- Required task: Without the images, write out all of the following entries exactly.

Dataset items:
□ □ □ □ □ □ □

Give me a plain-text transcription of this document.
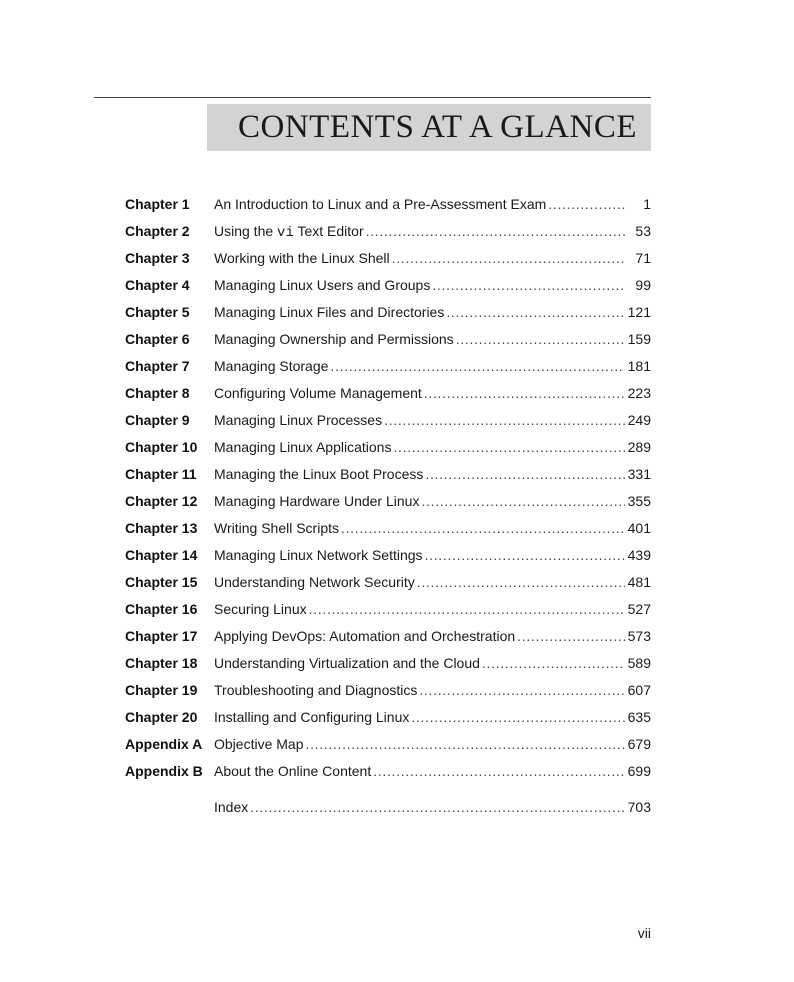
CONTENTS AT A GLANCE
Chapter 1	An Introduction to Linux and a Pre-Assessment Exam . . .	1
Chapter 2	Using the vi Text Editor . . .	53
Chapter 3	Working with the Linux Shell . . .	71
Chapter 4	Managing Linux Users and Groups . . .	99
Chapter 5	Managing Linux Files and Directories . . .	121
Chapter 6	Managing Ownership and Permissions . . .	159
Chapter 7	Managing Storage . . .	181
Chapter 8	Configuring Volume Management . . .	223
Chapter 9	Managing Linux Processes . . .	249
Chapter 10	Managing Linux Applications . . .	289
Chapter 11	Managing the Linux Boot Process . . .	331
Chapter 12	Managing Hardware Under Linux . . .	355
Chapter 13	Writing Shell Scripts . . .	401
Chapter 14	Managing Linux Network Settings . . .	439
Chapter 15	Understanding Network Security . . .	481
Chapter 16	Securing Linux . . .	527
Chapter 17	Applying DevOps: Automation and Orchestration . . .	573
Chapter 18	Understanding Virtualization and the Cloud . . .	589
Chapter 19	Troubleshooting and Diagnostics . . .	607
Chapter 20	Installing and Configuring Linux . . .	635
Appendix A Objective Map . . .	679
Appendix B About the Online Content . . .	699
Index . . .	703
vii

□ □ □ □ □ □ □

- Written solution:
Give me a plain-text transcription of this document.
CONTENTS AT A GLANCE
Chapter 1	An Introduction to Linux and a Pre-Assessment Exam . . .	1
Chapter 2	Using the vi Text Editor . . .	53
Chapter 3	Working with the Linux Shell . . .	71
Chapter 4	Managing Linux Users and Groups . . .	99
Chapter 5	Managing Linux Files and Directories . . .	121
Chapter 6	Managing Ownership and Permissions . . .	159
Chapter 7	Managing Storage . . .	181
Chapter 8	Configuring Volume Management . . .	223
Chapter 9	Managing Linux Processes . . .	249
Chapter 10	Managing Linux Applications . . .	289
Chapter 11	Managing the Linux Boot Process . . .	331
Chapter 12	Managing Hardware Under Linux . . .	355
Chapter 13	Writing Shell Scripts . . .	401
Chapter 14	Managing Linux Network Settings . . .	439
Chapter 15	Understanding Network Security . . .	481
Chapter 16	Securing Linux . . .	527
Chapter 17	Applying DevOps: Automation and Orchestration . . .	573
Chapter 18	Understanding Virtualization and the Cloud . . .	589
Chapter 19	Troubleshooting and Diagnostics . . .	607
Chapter 20	Installing and Configuring Linux . . .	635
Appendix A Objective Map . . .	679
Appendix B About the Online Content . . .	699
Index . . .	703
vii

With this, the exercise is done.